→ **REQUEST**
Using the material below, copy every line where "control" appears.

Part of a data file

::::::::::

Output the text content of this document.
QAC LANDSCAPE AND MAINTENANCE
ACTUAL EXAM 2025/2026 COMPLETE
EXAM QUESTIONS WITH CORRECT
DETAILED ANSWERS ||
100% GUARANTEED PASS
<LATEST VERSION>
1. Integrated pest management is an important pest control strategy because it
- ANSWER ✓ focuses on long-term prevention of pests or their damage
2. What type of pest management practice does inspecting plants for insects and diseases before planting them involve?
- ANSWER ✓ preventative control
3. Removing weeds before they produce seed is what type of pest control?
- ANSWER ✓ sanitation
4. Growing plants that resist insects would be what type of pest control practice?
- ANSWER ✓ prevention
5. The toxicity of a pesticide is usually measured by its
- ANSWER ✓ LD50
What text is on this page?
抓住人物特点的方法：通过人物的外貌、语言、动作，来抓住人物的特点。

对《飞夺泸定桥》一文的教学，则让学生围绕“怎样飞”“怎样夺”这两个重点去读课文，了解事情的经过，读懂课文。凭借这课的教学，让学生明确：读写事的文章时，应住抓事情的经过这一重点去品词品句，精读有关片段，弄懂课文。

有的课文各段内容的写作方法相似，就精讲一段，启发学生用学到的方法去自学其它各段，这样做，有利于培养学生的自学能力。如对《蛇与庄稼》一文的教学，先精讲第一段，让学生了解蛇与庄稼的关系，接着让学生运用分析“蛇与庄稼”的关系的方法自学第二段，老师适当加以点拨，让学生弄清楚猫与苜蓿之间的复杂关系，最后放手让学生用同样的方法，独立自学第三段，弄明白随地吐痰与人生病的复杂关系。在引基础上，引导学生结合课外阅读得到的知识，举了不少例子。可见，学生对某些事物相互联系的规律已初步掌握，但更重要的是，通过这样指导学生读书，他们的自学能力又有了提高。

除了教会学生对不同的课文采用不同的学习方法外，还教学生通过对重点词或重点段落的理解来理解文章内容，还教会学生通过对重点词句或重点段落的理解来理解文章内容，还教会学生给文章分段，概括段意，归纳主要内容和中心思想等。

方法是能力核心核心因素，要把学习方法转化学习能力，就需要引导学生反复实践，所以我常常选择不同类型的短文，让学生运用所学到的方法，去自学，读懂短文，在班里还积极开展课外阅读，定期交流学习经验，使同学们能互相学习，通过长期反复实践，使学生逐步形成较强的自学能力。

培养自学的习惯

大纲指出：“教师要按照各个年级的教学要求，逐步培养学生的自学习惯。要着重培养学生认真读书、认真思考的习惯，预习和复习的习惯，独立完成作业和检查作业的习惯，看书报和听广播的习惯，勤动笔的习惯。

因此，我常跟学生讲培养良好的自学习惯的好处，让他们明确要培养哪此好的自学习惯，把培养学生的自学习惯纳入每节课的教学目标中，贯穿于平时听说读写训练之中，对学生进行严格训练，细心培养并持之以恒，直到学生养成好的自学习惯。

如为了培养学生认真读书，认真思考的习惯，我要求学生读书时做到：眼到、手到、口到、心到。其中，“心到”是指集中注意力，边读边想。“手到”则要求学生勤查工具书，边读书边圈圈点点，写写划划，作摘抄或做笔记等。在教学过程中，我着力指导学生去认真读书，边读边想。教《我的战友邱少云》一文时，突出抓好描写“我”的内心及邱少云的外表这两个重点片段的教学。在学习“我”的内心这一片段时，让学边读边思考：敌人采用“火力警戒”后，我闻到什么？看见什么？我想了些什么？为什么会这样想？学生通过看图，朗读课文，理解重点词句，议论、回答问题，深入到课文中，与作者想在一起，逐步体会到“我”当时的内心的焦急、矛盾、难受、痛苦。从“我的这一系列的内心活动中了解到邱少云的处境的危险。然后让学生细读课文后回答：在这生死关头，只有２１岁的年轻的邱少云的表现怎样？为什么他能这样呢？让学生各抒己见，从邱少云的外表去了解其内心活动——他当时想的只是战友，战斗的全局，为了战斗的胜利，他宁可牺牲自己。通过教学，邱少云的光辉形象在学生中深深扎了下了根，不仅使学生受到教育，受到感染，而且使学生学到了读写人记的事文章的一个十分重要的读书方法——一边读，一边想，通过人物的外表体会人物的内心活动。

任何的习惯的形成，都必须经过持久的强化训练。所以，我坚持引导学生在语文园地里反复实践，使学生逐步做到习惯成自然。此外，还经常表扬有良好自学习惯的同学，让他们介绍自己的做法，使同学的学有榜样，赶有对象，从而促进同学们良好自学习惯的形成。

::::::::::

→ **RESPONSE TO THE EXERCISE**
1. Integrated pest management is an important pest control strategy because it
- ANSWER ✓ preventative control
3. Removing weeds before they produce seed is what type of pest control?
4. Growing plants that resist insects would be what type of pest control practice?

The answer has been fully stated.